Task directions>
Present every line in which the string "profit" appears.

[start]

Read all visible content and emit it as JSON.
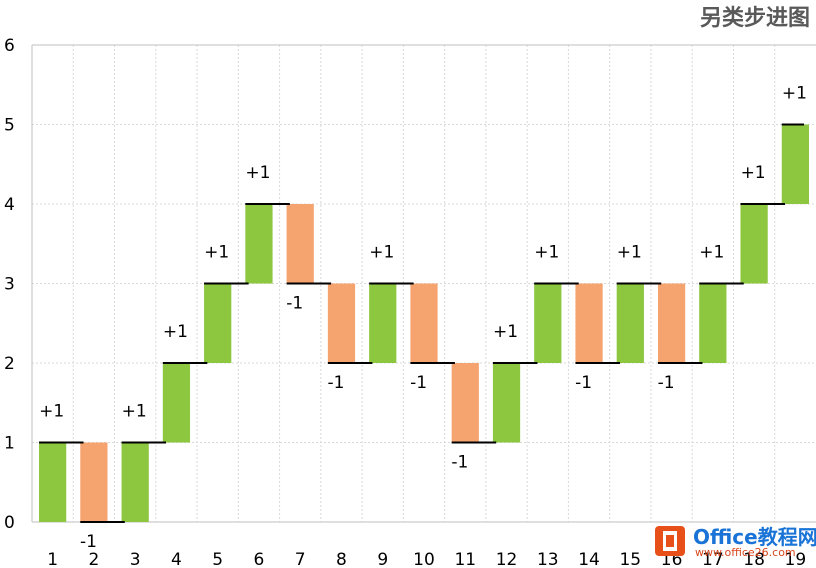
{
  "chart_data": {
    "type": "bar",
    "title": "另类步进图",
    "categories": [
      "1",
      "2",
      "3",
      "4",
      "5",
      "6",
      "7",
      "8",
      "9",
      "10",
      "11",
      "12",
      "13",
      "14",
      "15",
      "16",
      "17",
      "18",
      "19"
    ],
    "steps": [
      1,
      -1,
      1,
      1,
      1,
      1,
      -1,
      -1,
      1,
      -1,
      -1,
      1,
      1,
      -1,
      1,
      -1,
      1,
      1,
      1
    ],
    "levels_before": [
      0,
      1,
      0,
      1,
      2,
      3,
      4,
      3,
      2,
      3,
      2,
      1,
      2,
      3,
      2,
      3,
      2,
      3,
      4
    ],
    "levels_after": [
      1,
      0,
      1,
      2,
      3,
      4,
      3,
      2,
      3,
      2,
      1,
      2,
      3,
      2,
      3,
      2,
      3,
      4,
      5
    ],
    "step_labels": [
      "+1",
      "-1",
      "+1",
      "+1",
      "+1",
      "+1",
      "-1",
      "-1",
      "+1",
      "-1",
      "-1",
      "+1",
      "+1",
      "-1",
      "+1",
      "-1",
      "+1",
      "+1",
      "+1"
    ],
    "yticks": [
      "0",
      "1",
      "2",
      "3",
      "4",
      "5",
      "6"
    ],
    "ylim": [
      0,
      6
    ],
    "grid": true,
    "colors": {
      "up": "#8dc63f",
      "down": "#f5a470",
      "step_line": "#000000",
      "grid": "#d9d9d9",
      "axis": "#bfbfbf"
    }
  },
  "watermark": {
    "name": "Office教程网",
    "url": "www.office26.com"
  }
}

[end]
[start]

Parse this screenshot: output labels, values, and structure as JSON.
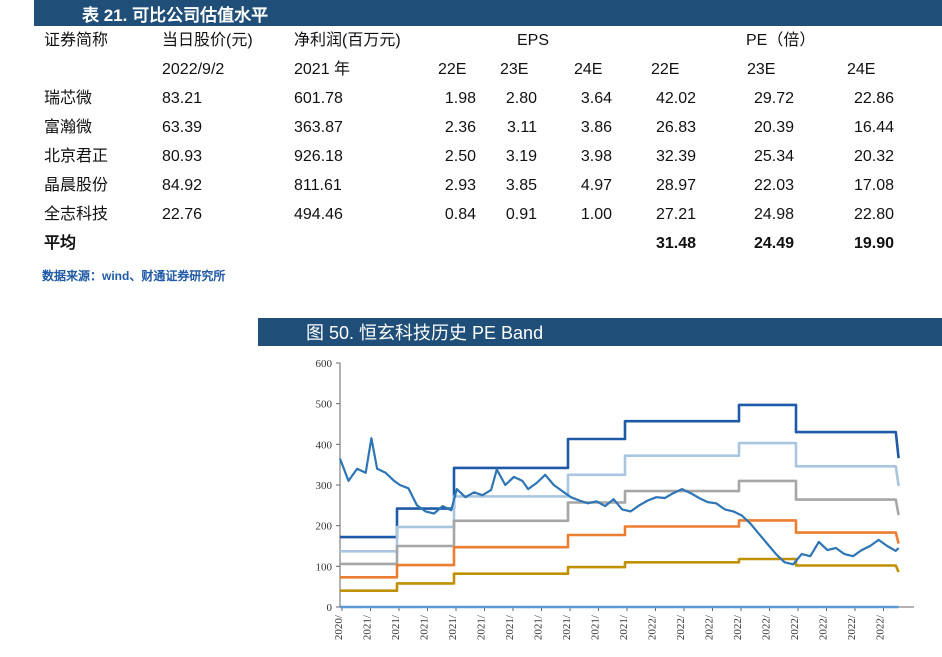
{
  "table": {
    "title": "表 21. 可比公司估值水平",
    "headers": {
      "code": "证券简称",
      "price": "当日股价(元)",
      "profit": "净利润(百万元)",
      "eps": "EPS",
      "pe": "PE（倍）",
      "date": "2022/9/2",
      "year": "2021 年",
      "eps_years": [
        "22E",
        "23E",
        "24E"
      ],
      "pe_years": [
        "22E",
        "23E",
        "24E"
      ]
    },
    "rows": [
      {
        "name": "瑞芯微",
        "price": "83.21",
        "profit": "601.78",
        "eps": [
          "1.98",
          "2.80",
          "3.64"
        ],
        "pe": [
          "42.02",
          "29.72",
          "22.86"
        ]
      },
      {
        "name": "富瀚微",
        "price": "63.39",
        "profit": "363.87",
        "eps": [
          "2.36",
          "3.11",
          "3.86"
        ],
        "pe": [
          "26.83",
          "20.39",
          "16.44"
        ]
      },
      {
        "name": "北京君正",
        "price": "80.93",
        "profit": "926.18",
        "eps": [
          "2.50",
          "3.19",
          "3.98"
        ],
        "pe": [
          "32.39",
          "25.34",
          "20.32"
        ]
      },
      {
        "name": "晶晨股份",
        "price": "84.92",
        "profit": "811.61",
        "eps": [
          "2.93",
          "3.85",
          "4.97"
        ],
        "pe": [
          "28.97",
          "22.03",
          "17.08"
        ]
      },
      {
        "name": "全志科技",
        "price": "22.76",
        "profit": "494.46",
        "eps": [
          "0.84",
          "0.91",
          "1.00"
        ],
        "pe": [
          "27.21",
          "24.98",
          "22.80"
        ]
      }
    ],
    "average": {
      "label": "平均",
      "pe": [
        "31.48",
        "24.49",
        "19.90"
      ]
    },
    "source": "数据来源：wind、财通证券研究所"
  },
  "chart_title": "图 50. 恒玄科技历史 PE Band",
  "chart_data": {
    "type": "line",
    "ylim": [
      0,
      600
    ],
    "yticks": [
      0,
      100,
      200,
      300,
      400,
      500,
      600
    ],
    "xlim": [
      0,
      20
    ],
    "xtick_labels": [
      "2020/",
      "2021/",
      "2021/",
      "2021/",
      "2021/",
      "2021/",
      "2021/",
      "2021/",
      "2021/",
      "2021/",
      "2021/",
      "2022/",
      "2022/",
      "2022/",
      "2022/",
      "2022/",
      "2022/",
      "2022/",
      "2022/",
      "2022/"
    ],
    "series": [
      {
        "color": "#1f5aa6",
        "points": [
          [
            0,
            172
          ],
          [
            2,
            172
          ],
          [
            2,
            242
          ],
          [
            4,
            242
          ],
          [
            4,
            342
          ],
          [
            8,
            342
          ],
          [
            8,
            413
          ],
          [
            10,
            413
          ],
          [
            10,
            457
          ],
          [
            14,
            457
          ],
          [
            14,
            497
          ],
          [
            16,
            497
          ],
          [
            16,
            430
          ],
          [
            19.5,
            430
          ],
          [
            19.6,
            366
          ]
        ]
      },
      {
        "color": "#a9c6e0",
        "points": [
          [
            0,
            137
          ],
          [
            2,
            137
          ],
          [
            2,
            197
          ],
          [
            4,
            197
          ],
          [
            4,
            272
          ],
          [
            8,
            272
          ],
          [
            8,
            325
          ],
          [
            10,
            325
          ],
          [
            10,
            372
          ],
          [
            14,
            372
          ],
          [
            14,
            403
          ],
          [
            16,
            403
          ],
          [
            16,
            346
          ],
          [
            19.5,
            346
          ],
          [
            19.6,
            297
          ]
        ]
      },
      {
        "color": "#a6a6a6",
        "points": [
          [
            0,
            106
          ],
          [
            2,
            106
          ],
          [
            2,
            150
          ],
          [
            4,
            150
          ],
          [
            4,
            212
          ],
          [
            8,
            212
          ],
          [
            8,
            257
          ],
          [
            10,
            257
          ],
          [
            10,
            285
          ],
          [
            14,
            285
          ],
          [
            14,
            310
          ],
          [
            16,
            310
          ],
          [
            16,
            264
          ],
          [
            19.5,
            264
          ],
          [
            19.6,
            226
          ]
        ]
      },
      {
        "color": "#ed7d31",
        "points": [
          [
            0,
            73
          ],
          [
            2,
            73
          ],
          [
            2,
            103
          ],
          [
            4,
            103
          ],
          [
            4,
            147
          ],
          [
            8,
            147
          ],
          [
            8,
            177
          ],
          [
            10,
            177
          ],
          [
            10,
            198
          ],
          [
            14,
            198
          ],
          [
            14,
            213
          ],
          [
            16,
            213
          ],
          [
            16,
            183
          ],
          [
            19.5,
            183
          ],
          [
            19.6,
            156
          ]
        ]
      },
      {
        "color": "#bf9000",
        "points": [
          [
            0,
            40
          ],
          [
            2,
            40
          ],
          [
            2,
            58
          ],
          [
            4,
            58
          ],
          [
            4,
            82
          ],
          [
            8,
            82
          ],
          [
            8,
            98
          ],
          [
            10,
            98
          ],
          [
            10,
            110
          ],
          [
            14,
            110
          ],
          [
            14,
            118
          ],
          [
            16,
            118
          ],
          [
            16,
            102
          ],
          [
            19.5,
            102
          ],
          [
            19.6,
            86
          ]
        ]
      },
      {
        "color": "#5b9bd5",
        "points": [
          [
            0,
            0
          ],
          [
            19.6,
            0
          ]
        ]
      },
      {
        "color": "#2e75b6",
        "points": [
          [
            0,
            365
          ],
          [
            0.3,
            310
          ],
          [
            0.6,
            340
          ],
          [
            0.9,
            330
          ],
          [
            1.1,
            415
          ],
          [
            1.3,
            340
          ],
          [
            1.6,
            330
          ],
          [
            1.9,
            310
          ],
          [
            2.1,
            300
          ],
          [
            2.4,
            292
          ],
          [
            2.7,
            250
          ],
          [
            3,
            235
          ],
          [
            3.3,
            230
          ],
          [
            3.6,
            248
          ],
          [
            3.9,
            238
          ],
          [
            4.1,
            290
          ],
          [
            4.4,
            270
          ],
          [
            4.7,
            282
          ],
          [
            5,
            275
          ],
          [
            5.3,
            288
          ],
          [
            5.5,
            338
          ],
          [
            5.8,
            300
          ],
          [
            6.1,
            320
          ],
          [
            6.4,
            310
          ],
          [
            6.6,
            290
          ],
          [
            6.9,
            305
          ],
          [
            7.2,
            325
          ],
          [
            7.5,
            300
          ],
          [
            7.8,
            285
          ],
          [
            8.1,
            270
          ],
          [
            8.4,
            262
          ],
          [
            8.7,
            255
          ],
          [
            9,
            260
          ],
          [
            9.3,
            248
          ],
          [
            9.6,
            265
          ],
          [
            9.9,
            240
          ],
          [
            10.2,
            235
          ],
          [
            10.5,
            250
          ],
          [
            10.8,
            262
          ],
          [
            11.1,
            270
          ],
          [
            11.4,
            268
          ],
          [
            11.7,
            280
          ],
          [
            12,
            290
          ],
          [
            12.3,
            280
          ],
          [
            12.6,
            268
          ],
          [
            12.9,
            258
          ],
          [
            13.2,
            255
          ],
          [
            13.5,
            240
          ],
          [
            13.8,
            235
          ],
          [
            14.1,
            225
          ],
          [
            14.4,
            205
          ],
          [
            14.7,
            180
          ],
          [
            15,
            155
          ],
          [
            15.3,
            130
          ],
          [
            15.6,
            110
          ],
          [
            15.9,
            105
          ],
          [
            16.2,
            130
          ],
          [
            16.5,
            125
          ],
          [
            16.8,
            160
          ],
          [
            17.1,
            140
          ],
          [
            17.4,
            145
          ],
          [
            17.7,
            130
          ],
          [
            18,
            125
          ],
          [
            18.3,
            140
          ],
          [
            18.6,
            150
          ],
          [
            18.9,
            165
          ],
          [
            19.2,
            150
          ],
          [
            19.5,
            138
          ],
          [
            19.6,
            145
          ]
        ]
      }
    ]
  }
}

[end]

Task output>
      "profit": "净利润(百万元)",
        "profit": "601.78",
        "profit": "363.87",
        "profit": "926.18",
        "profit": "811.61",
        "profit": "494.46",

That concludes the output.